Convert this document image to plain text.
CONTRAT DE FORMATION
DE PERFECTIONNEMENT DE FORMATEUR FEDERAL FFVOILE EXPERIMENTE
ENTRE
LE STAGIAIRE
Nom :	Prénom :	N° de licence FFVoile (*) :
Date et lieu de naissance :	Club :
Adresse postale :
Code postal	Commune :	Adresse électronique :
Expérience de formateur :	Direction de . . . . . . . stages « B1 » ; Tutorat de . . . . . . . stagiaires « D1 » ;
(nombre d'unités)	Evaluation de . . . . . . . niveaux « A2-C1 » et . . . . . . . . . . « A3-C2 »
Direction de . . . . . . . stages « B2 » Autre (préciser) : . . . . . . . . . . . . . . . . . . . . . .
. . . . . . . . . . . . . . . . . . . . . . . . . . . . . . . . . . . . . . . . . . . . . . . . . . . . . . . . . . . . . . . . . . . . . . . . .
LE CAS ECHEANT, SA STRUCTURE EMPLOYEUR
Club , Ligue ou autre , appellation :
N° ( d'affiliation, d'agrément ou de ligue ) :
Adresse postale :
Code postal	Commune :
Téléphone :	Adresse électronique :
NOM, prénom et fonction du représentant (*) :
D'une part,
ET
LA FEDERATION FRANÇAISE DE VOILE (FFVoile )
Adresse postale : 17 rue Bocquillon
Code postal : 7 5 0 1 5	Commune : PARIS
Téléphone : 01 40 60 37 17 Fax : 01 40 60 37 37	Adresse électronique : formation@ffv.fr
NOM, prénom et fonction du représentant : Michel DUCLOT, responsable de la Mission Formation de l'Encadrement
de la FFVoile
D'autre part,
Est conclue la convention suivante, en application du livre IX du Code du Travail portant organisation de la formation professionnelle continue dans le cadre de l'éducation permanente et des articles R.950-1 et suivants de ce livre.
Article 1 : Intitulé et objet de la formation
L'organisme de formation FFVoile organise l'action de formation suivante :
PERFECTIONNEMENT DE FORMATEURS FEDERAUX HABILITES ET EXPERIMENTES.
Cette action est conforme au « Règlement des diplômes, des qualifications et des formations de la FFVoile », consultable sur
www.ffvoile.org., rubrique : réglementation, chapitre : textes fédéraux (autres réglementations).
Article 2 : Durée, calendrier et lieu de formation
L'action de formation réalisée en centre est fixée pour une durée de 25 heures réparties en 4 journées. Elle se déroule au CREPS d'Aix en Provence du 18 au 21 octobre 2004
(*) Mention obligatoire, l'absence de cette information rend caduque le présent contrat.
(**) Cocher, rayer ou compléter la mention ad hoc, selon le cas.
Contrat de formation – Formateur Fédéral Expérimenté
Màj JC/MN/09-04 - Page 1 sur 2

▸ EXERCISE TASK
Exactly as shown above, return every record.

▸ ANSWER TO THE EXERCISE
Convert this document image to plain text.
CONTRAT DE FORMATION
DE PERFECTIONNEMENT DE FORMATEUR FEDERAL FFVOILE EXPERIMENTE
ENTRE
LE STAGIAIRE
Nom :	Prénom :	N° de licence FFVoile (*) :
Date et lieu de naissance :	Club :
Adresse postale :
Code postal	Commune :	Adresse électronique :
Expérience de formateur :	Direction de . . . . . . . stages « B1 » ; Tutorat de . . . . . . . stagiaires « D1 » ;
(nombre d'unités)	Evaluation de . . . . . . . niveaux « A2-C1 » et . . . . . . . . . . « A3-C2 »
Direction de . . . . . . . stages « B2 » Autre (préciser) : . . . . . . . . . . . . . . . . . . . . . .
. . . . . . . . . . . . . . . . . . . . . . . . . . . . . . . . . . . . . . . . . . . . . . . . . . . . . . . . . . . . . . . . . . . . . . . . .
LE CAS ECHEANT, SA STRUCTURE EMPLOYEUR
Club , Ligue ou autre , appellation :
N° ( d'affiliation, d'agrément ou de ligue ) :
Adresse postale :
Code postal	Commune :
Téléphone :	Adresse électronique :
NOM, prénom et fonction du représentant (*) :
D'une part,
ET
LA FEDERATION FRANÇAISE DE VOILE (FFVoile )
Adresse postale : 17 rue Bocquillon
Code postal : 7 5 0 1 5	Commune : PARIS
Téléphone : 01 40 60 37 17 Fax : 01 40 60 37 37	Adresse électronique : formation@ffv.fr
NOM, prénom et fonction du représentant : Michel DUCLOT, responsable de la Mission Formation de l'Encadrement
de la FFVoile
D'autre part,
Est conclue la convention suivante, en application du livre IX du Code du Travail portant organisation de la formation professionnelle continue dans le cadre de l'éducation permanente et des articles R.950-1 et suivants de ce livre.
Article 1 : Intitulé et objet de la formation
L'organisme de formation FFVoile organise l'action de formation suivante :
PERFECTIONNEMENT DE FORMATEURS FEDERAUX HABILITES ET EXPERIMENTES.
Cette action est conforme au « Règlement des diplômes, des qualifications et des formations de la FFVoile », consultable sur
www.ffvoile.org., rubrique : réglementation, chapitre : textes fédéraux (autres réglementations).
Article 2 : Durée, calendrier et lieu de formation
L'action de formation réalisée en centre est fixée pour une durée de 25 heures réparties en 4 journées. Elle se déroule au CREPS d'Aix en Provence du 18 au 21 octobre 2004
(*) Mention obligatoire, l'absence de cette information rend caduque le présent contrat.
(**) Cocher, rayer ou compléter la mention ad hoc, selon le cas.
Contrat de formation – Formateur Fédéral Expérimenté
Màj JC/MN/09-04 - Page 1 sur 2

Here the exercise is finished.